Set problem:
Using the data below, copy each line that includes the word "харажатлари".

Stored dataset items:
=-=-=

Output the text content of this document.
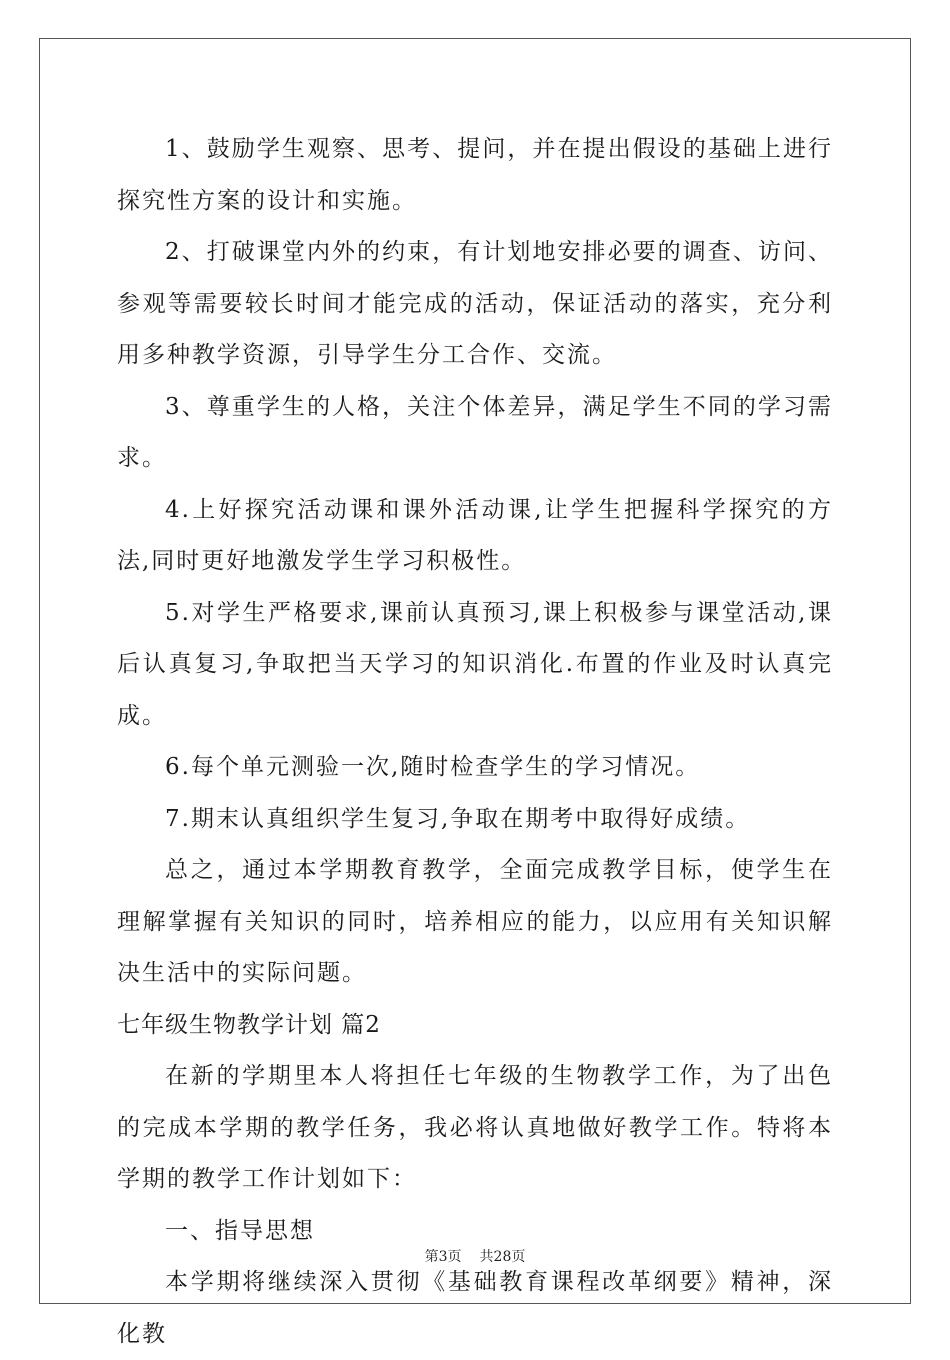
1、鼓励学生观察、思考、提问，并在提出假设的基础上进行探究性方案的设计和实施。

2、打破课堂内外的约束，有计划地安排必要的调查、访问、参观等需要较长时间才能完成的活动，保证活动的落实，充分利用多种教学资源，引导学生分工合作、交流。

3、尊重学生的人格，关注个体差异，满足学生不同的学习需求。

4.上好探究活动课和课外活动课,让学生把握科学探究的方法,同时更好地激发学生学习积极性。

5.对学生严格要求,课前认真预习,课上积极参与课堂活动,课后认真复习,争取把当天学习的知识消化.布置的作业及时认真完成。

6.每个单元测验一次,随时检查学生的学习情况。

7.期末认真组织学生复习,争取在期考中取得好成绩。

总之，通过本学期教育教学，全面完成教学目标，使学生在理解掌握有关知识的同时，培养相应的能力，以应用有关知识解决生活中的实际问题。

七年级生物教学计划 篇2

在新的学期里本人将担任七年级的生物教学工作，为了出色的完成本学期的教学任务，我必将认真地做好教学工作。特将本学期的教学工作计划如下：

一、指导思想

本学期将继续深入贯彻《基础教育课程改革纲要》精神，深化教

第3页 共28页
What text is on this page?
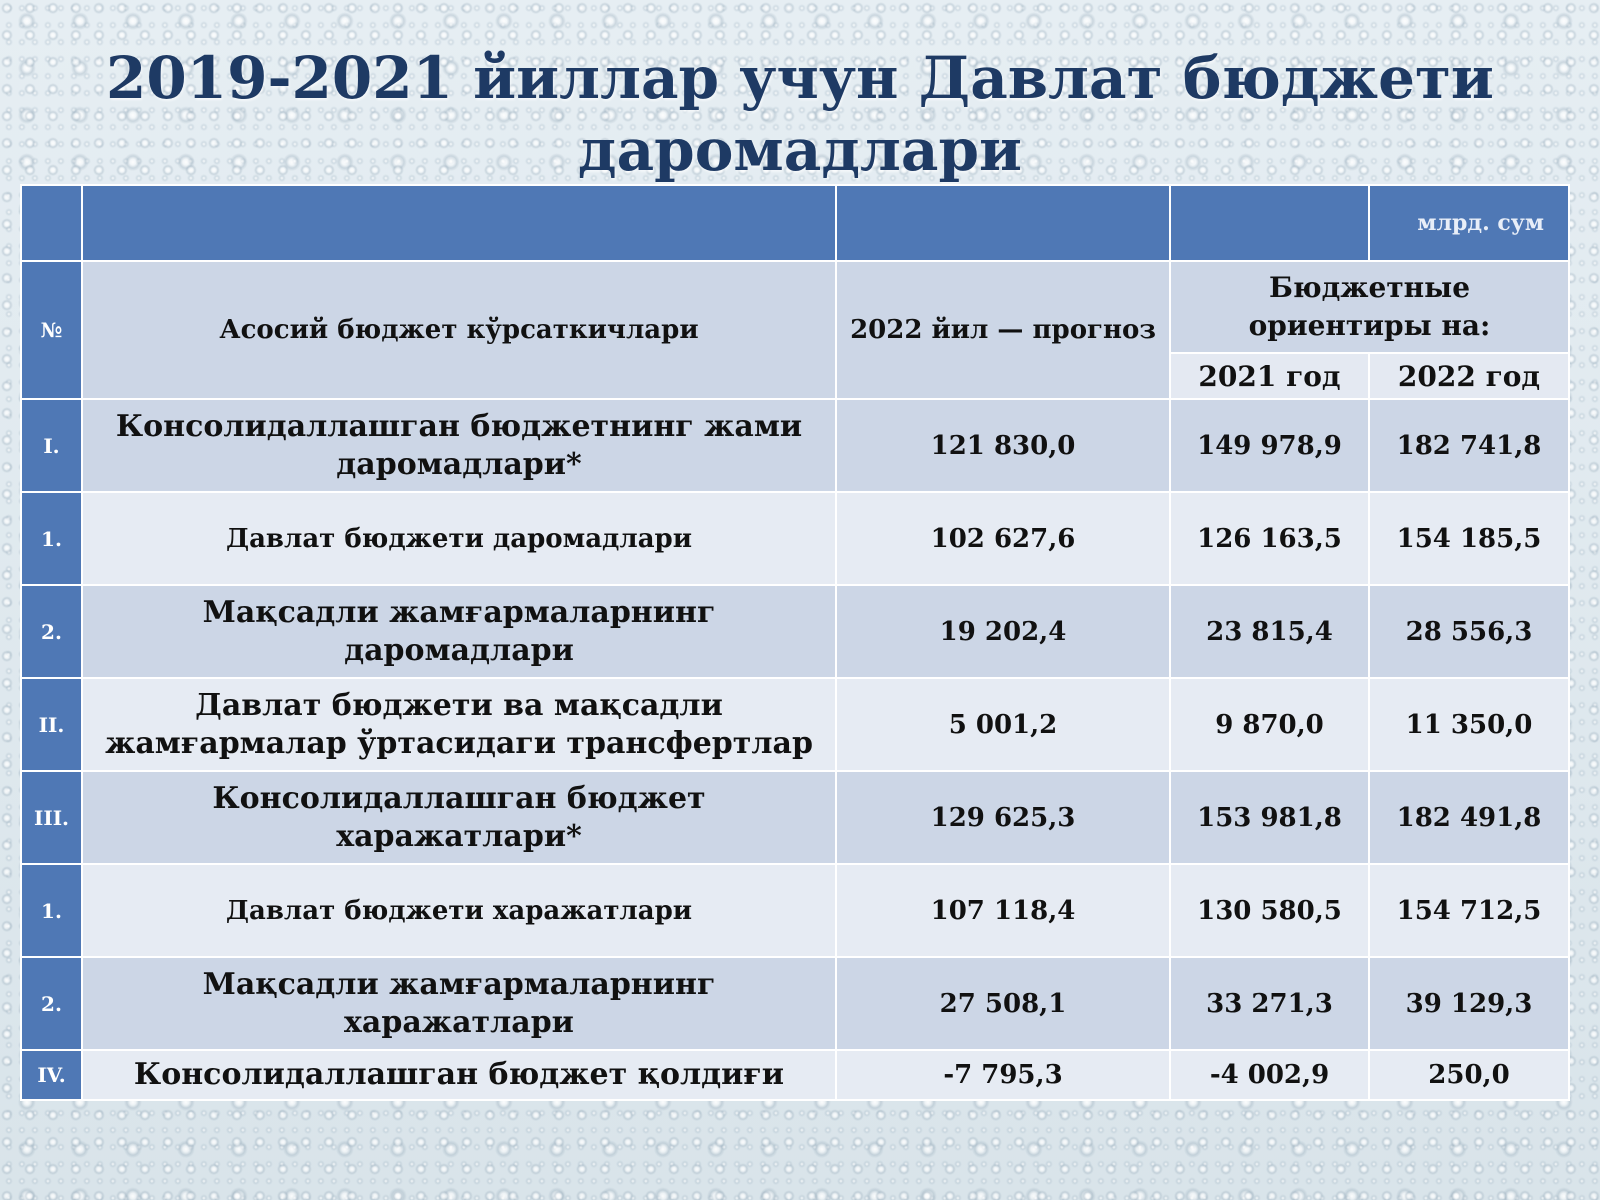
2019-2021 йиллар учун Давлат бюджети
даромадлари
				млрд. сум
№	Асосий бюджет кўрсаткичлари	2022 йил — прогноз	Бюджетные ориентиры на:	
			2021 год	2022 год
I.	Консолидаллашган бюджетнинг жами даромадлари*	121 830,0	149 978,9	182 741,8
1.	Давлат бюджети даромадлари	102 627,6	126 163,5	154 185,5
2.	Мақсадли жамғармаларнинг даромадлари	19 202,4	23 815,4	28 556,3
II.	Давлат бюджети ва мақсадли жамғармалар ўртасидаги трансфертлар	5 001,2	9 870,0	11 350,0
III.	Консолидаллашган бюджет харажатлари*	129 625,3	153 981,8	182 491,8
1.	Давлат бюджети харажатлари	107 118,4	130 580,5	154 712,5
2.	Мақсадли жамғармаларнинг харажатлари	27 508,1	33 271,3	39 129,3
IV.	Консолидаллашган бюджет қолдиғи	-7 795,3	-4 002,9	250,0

=-=-=

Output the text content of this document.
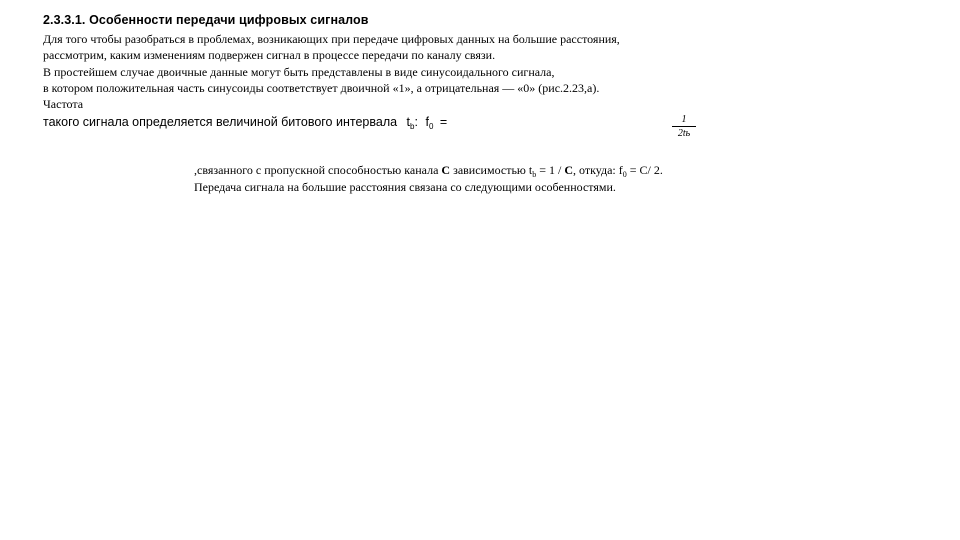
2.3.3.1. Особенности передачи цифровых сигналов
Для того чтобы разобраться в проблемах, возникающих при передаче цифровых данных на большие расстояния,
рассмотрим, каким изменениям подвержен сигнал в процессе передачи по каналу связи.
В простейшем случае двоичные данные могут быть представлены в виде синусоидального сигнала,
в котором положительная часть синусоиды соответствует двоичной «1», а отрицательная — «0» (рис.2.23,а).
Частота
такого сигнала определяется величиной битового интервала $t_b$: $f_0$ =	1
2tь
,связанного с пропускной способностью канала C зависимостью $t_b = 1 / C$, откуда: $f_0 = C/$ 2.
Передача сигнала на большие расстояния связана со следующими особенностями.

=-=-=

Result:
III.	Консолидаллашган бюджет харажатлари*	129 625,3	153 981,8	182 491,8
1.	Давлат бюджети харажатлари	107 118,4	130 580,5	154 712,5
2.	Мақсадли жамғармаларнинг харажатлари	27 508,1	33 271,3	39 129,3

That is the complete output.